WHAT YOU NEED TO DO: In the entries below, find every line holding the string "left" and collect it.

GIVEN DATA:
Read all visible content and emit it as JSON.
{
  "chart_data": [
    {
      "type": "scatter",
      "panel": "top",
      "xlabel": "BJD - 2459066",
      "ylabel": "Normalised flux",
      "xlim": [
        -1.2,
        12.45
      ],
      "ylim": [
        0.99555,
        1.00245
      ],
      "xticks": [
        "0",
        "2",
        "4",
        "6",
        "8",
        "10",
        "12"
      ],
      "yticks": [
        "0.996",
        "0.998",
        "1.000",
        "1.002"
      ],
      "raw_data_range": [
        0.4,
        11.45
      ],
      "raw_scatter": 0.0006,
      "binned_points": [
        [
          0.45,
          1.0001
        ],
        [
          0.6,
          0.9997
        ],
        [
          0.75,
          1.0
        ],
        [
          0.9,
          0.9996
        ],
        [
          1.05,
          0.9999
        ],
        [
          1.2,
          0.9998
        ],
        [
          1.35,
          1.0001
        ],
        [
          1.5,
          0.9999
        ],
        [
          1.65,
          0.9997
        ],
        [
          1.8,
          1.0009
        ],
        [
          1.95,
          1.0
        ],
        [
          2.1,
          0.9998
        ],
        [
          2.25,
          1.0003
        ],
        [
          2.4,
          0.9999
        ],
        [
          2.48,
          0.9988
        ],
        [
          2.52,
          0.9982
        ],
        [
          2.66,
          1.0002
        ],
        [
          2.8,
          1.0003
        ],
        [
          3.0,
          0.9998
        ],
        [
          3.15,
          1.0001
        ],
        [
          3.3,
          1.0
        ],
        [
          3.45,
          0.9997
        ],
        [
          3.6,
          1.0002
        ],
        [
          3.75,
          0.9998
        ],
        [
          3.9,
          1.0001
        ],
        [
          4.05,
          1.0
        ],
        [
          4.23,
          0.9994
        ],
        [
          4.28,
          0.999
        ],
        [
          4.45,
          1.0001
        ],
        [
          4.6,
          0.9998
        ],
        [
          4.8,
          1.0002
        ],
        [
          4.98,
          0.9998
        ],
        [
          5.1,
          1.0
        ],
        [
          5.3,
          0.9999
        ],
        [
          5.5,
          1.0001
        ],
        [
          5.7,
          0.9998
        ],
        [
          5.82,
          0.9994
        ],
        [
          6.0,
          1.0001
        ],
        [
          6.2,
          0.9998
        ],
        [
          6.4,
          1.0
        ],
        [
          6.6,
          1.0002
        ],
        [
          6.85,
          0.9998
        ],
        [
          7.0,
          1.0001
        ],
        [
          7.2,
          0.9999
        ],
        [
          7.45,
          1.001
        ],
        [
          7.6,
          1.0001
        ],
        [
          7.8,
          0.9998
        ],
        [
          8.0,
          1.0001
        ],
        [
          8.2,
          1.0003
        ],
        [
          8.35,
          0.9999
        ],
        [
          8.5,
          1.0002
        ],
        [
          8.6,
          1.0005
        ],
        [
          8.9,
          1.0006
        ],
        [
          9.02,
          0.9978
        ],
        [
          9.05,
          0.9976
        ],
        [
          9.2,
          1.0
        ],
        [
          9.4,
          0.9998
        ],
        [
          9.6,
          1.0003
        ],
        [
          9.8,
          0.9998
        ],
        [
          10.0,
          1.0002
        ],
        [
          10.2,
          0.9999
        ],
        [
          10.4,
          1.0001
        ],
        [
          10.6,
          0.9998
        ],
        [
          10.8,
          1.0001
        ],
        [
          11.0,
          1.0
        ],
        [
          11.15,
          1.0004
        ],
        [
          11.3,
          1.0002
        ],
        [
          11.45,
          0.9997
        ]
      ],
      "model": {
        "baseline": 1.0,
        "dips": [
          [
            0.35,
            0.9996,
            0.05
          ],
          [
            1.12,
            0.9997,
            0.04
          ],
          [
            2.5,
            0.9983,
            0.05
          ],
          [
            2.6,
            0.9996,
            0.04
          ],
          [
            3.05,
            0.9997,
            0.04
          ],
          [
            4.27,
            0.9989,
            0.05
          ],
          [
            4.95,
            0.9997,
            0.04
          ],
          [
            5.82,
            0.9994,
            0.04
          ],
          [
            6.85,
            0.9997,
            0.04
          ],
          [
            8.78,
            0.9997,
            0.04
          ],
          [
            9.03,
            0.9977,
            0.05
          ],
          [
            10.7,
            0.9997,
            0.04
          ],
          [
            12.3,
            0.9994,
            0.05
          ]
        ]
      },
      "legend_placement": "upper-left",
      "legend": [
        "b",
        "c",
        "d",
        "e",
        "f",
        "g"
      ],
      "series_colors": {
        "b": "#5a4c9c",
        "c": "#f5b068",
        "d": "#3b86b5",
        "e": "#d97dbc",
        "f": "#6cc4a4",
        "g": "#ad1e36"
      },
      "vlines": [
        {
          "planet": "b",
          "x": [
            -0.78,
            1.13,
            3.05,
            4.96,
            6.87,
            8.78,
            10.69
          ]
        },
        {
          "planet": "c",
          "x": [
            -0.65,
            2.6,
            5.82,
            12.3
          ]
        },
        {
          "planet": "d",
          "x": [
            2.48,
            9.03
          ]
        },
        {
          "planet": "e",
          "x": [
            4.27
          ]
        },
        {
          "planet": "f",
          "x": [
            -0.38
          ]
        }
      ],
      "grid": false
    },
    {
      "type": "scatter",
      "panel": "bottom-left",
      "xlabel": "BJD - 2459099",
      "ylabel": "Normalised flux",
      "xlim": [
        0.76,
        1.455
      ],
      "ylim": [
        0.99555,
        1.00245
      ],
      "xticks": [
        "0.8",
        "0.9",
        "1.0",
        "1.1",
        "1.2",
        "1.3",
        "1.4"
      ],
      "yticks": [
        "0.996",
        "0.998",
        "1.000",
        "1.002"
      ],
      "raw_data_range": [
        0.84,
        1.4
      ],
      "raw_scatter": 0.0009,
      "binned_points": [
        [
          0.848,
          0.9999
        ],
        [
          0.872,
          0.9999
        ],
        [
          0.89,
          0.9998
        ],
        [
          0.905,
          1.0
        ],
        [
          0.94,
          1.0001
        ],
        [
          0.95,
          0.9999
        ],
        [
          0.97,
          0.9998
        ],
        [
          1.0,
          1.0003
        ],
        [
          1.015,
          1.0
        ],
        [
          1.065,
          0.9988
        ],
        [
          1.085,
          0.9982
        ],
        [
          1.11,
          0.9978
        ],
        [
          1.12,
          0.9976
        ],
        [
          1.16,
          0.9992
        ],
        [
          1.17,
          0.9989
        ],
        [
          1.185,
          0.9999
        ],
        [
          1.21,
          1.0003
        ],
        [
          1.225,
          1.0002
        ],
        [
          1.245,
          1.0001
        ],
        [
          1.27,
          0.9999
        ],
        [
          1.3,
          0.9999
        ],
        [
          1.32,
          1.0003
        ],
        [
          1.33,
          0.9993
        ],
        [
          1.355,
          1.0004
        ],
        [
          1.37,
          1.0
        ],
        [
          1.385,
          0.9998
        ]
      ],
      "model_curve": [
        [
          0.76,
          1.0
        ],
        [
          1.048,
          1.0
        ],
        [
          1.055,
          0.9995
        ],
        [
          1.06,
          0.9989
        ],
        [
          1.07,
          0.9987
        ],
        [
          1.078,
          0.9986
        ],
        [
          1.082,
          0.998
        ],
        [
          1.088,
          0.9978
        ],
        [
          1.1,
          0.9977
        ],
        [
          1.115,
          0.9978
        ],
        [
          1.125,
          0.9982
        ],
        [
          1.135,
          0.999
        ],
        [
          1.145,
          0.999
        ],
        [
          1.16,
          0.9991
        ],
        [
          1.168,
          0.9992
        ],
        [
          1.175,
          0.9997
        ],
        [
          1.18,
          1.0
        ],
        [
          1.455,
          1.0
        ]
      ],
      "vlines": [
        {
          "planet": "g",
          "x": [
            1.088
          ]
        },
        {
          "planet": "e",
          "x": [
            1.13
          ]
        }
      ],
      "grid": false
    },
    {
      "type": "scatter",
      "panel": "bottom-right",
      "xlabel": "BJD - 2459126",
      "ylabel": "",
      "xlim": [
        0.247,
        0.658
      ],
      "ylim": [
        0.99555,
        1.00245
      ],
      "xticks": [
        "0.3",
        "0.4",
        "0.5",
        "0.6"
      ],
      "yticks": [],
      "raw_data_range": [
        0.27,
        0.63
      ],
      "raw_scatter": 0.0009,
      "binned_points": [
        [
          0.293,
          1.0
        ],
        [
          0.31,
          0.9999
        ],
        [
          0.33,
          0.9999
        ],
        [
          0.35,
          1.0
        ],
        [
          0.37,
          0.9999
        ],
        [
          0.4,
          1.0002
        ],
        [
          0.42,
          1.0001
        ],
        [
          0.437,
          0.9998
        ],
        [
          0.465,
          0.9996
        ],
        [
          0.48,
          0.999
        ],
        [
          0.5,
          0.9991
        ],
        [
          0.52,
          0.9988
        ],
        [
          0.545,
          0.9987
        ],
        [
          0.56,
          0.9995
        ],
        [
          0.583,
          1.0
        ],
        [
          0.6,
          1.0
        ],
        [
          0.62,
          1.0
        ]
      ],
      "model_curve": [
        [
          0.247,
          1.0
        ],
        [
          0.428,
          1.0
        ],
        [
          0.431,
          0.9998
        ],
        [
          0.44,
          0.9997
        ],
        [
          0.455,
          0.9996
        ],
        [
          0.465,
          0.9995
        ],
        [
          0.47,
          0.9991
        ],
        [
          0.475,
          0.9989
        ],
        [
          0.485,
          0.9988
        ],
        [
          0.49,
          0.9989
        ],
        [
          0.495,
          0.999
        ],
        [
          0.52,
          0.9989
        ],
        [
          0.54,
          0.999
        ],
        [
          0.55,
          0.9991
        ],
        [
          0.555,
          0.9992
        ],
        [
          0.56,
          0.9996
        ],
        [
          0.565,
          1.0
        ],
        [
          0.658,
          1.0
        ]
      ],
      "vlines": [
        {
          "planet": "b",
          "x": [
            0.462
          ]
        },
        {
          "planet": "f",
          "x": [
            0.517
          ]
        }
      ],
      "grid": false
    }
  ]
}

OUTPUT OF THE EXERCISE:
      "legend_placement": "upper-left",
      "panel": "bottom-left",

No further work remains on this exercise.